══ Stored rows ══

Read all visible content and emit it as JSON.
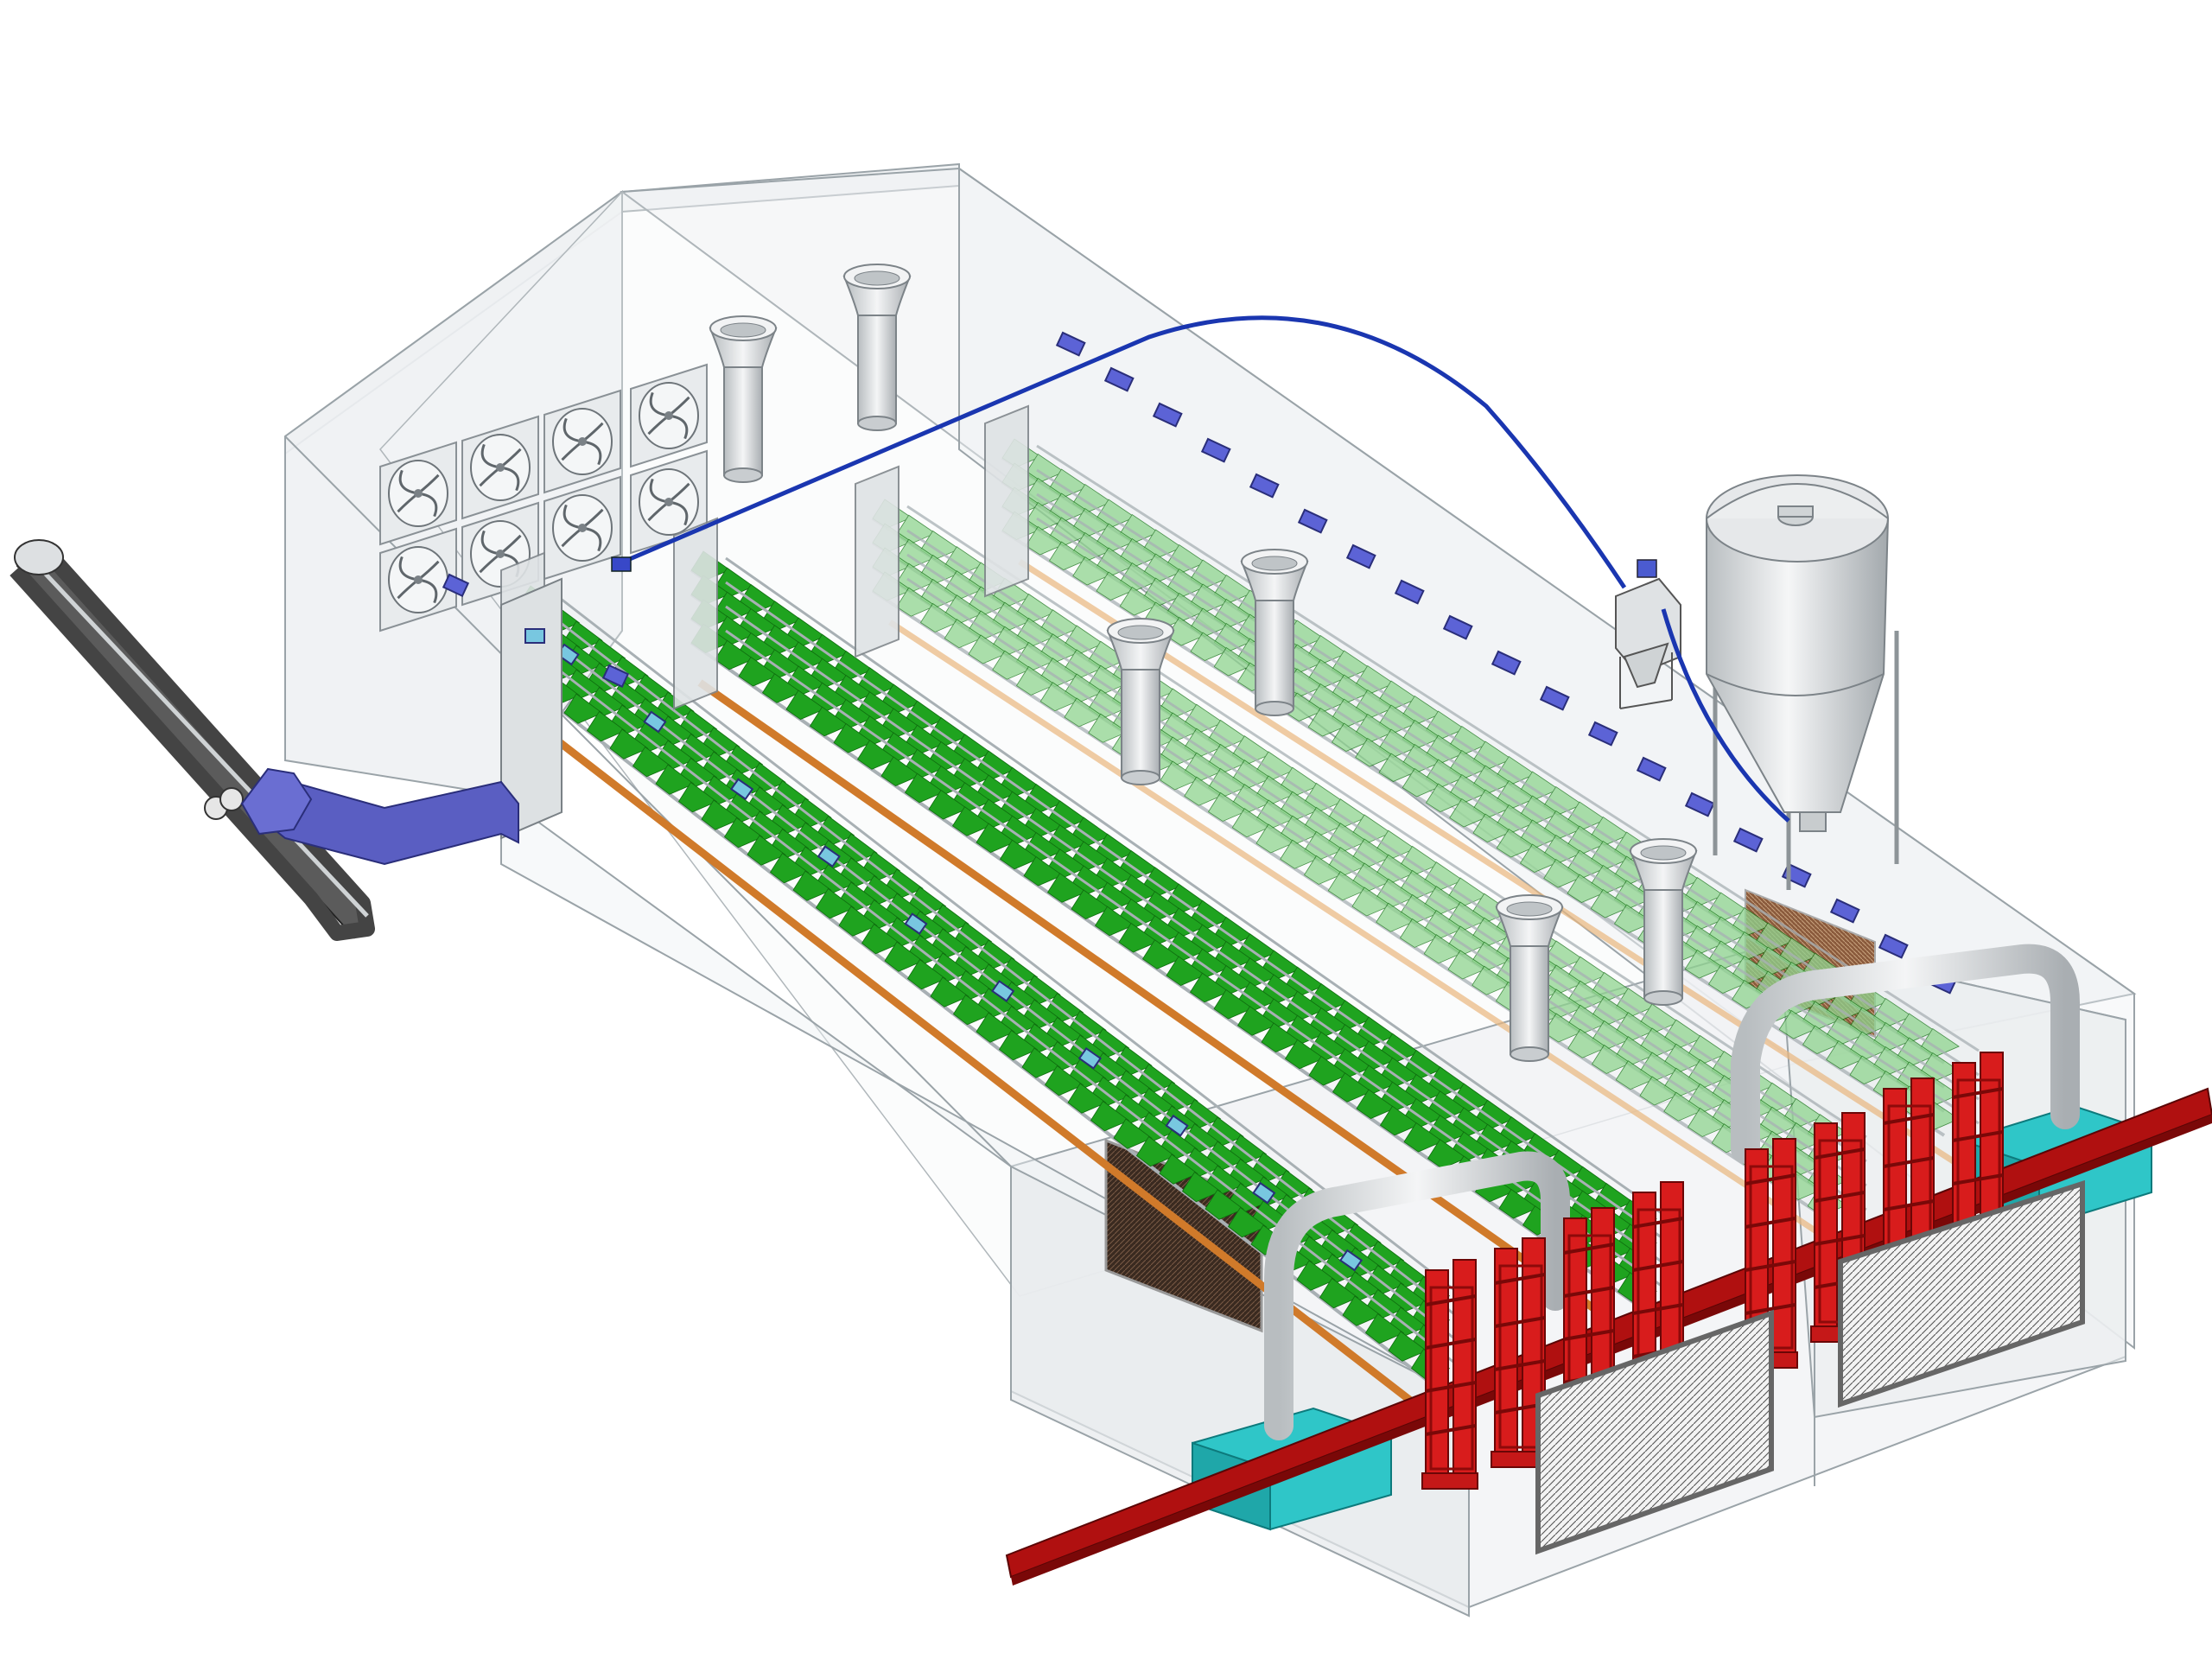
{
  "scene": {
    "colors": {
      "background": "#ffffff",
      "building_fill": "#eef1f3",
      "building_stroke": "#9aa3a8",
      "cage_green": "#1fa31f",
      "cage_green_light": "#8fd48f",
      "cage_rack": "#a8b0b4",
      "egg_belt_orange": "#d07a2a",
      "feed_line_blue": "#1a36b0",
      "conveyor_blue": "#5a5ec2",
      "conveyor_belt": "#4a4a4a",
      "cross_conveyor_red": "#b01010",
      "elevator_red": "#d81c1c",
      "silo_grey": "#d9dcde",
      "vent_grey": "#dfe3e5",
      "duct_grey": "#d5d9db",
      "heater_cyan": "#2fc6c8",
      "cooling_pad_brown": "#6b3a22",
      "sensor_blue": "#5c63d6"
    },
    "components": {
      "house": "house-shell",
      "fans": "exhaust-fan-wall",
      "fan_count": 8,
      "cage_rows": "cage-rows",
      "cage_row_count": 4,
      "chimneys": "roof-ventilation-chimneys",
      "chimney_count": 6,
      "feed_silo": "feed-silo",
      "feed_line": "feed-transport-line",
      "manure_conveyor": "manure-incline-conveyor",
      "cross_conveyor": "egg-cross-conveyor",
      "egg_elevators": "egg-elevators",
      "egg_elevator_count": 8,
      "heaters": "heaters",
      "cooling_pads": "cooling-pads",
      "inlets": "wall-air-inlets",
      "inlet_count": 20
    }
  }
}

═══

Restate the data above word for word. Skip every picture.

§ **Output**
Read all visible content and emit it as JSON.
{
  "scene": {
    "colors": {
      "background": "#ffffff",
      "building_fill": "#eef1f3",
      "building_stroke": "#9aa3a8",
      "cage_green": "#1fa31f",
      "cage_green_light": "#8fd48f",
      "cage_rack": "#a8b0b4",
      "egg_belt_orange": "#d07a2a",
      "feed_line_blue": "#1a36b0",
      "conveyor_blue": "#5a5ec2",
      "conveyor_belt": "#4a4a4a",
      "cross_conveyor_red": "#b01010",
      "elevator_red": "#d81c1c",
      "silo_grey": "#d9dcde",
      "vent_grey": "#dfe3e5",
      "duct_grey": "#d5d9db",
      "heater_cyan": "#2fc6c8",
      "cooling_pad_brown": "#6b3a22",
      "sensor_blue": "#5c63d6"
    },
    "components": {
      "house": "house-shell",
      "fans": "exhaust-fan-wall",
      "fan_count": 8,
      "cage_rows": "cage-rows",
      "cage_row_count": 4,
      "chimneys": "roof-ventilation-chimneys",
      "chimney_count": 6,
      "feed_silo": "feed-silo",
      "feed_line": "feed-transport-line",
      "manure_conveyor": "manure-incline-conveyor",
      "cross_conveyor": "egg-cross-conveyor",
      "egg_elevators": "egg-elevators",
      "egg_elevator_count": 8,
      "heaters": "heaters",
      "cooling_pads": "cooling-pads",
      "inlets": "wall-air-inlets",
      "inlet_count": 20
    }
  }
}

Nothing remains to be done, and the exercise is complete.